§ **Available records**:

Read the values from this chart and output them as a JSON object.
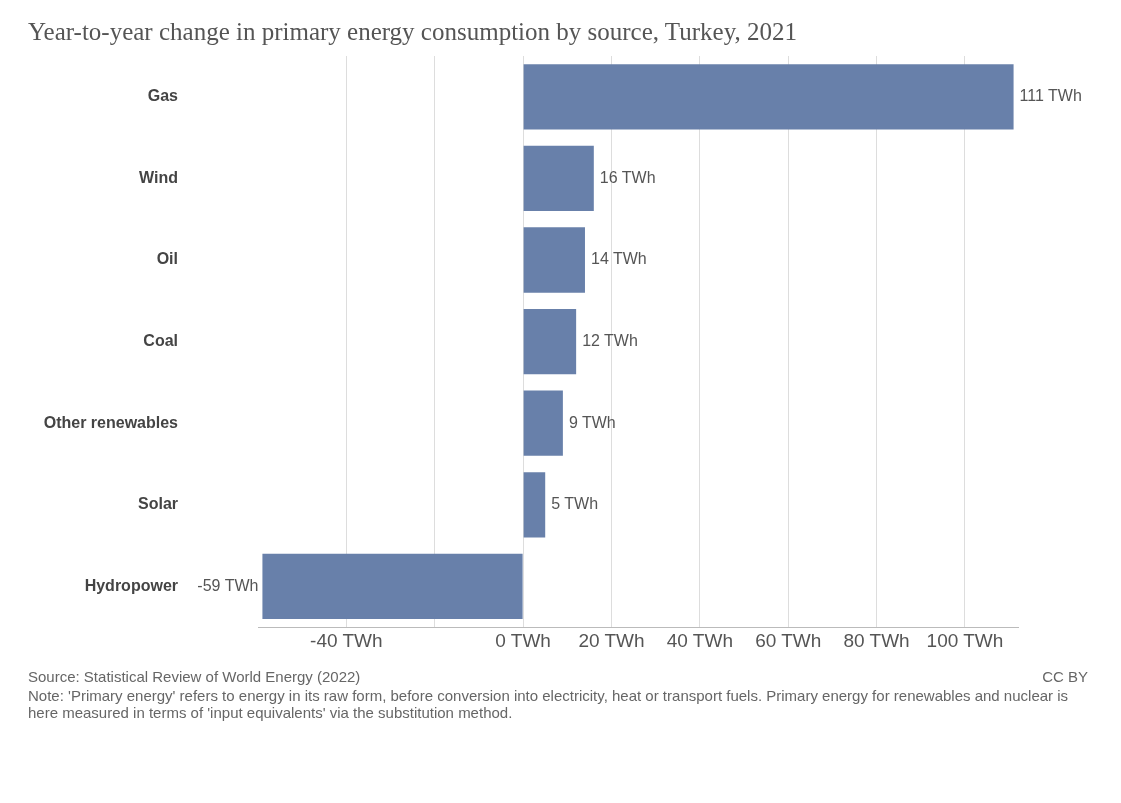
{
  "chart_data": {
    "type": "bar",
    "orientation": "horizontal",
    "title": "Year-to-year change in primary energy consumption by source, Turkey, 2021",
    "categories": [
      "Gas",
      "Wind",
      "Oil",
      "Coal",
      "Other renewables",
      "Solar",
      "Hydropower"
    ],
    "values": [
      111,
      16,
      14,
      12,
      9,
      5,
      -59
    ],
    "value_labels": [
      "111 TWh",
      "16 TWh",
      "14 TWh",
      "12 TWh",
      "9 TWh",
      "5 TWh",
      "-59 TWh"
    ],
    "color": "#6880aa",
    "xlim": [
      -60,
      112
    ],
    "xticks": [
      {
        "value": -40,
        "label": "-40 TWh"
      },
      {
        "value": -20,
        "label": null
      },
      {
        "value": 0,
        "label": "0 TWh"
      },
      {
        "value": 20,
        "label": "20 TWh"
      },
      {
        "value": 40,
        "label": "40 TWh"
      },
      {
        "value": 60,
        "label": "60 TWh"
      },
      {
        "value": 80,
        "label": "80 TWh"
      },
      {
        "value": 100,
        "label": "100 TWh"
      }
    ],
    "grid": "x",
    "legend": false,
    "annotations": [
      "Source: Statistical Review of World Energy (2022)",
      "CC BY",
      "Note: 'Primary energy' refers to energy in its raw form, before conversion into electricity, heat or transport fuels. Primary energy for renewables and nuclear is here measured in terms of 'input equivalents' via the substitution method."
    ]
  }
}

§ **What the exercise asks**:
Retype the data above exactly; pictures are not part of the copy.

§ **Solved exercise**:
Read the values from this chart and output them as a JSON object.
{
  "chart_data": {
    "type": "bar",
    "orientation": "horizontal",
    "title": "Year-to-year change in primary energy consumption by source, Turkey, 2021",
    "categories": [
      "Gas",
      "Wind",
      "Oil",
      "Coal",
      "Other renewables",
      "Solar",
      "Hydropower"
    ],
    "values": [
      111,
      16,
      14,
      12,
      9,
      5,
      -59
    ],
    "value_labels": [
      "111 TWh",
      "16 TWh",
      "14 TWh",
      "12 TWh",
      "9 TWh",
      "5 TWh",
      "-59 TWh"
    ],
    "color": "#6880aa",
    "xlim": [
      -60,
      112
    ],
    "xticks": [
      {
        "value": -40,
        "label": "-40 TWh"
      },
      {
        "value": -20,
        "label": null
      },
      {
        "value": 0,
        "label": "0 TWh"
      },
      {
        "value": 20,
        "label": "20 TWh"
      },
      {
        "value": 40,
        "label": "40 TWh"
      },
      {
        "value": 60,
        "label": "60 TWh"
      },
      {
        "value": 80,
        "label": "80 TWh"
      },
      {
        "value": 100,
        "label": "100 TWh"
      }
    ],
    "grid": "x",
    "legend": false,
    "annotations": [
      "Source: Statistical Review of World Energy (2022)",
      "CC BY",
      "Note: 'Primary energy' refers to energy in its raw form, before conversion into electricity, heat or transport fuels. Primary energy for renewables and nuclear is here measured in terms of 'input equivalents' via the substitution method."
    ]
  }
}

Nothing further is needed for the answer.